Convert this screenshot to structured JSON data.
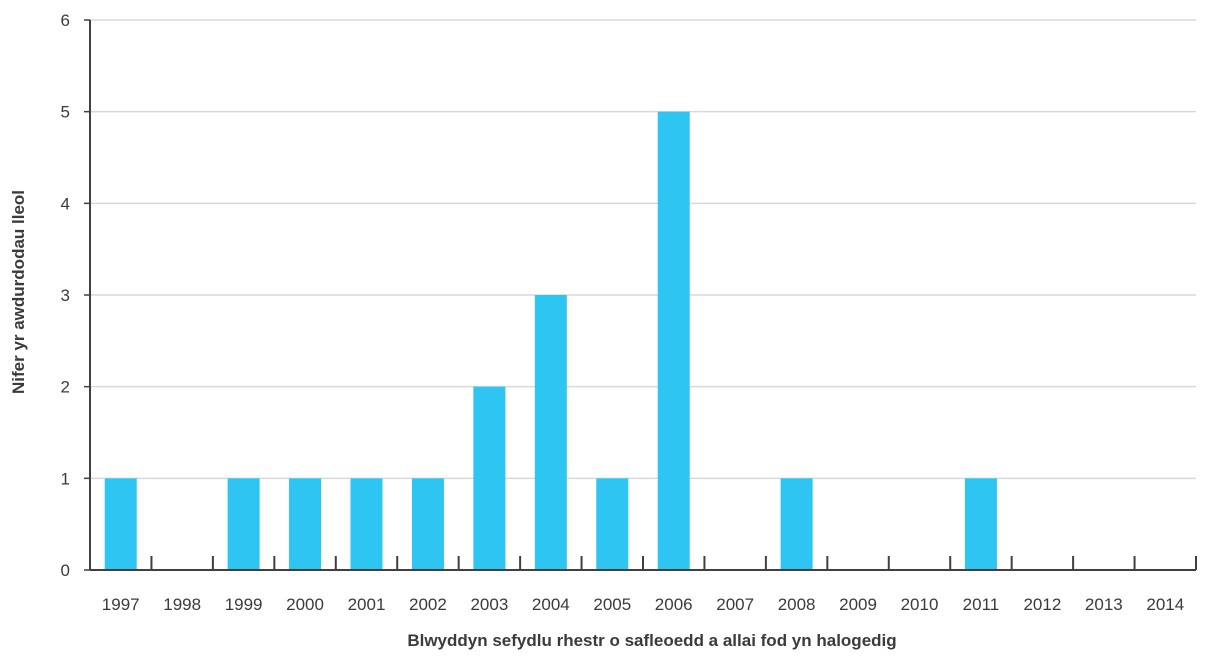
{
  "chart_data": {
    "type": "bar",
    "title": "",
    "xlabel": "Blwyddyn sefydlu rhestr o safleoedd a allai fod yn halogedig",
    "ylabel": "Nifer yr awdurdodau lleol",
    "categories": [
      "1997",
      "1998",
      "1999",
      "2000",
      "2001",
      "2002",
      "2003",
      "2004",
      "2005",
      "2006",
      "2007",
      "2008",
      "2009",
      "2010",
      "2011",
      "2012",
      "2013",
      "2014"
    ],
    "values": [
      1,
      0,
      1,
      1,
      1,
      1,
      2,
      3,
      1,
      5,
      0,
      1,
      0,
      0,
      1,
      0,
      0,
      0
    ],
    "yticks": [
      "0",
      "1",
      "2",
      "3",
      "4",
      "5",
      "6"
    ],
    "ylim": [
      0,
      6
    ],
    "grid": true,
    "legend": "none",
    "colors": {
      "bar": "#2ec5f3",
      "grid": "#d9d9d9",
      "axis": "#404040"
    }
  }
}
--------
> [Exercise]
Set the entries down again exactly. Do not include the images.

> [Solution to this task]
Convert this screenshot to structured JSON data.
{
  "chart_data": {
    "type": "bar",
    "title": "",
    "xlabel": "Blwyddyn sefydlu rhestr o safleoedd a allai fod yn halogedig",
    "ylabel": "Nifer yr awdurdodau lleol",
    "categories": [
      "1997",
      "1998",
      "1999",
      "2000",
      "2001",
      "2002",
      "2003",
      "2004",
      "2005",
      "2006",
      "2007",
      "2008",
      "2009",
      "2010",
      "2011",
      "2012",
      "2013",
      "2014"
    ],
    "values": [
      1,
      0,
      1,
      1,
      1,
      1,
      2,
      3,
      1,
      5,
      0,
      1,
      0,
      0,
      1,
      0,
      0,
      0
    ],
    "yticks": [
      "0",
      "1",
      "2",
      "3",
      "4",
      "5",
      "6"
    ],
    "ylim": [
      0,
      6
    ],
    "grid": true,
    "legend": "none",
    "colors": {
      "bar": "#2ec5f3",
      "grid": "#d9d9d9",
      "axis": "#404040"
    }
  }
}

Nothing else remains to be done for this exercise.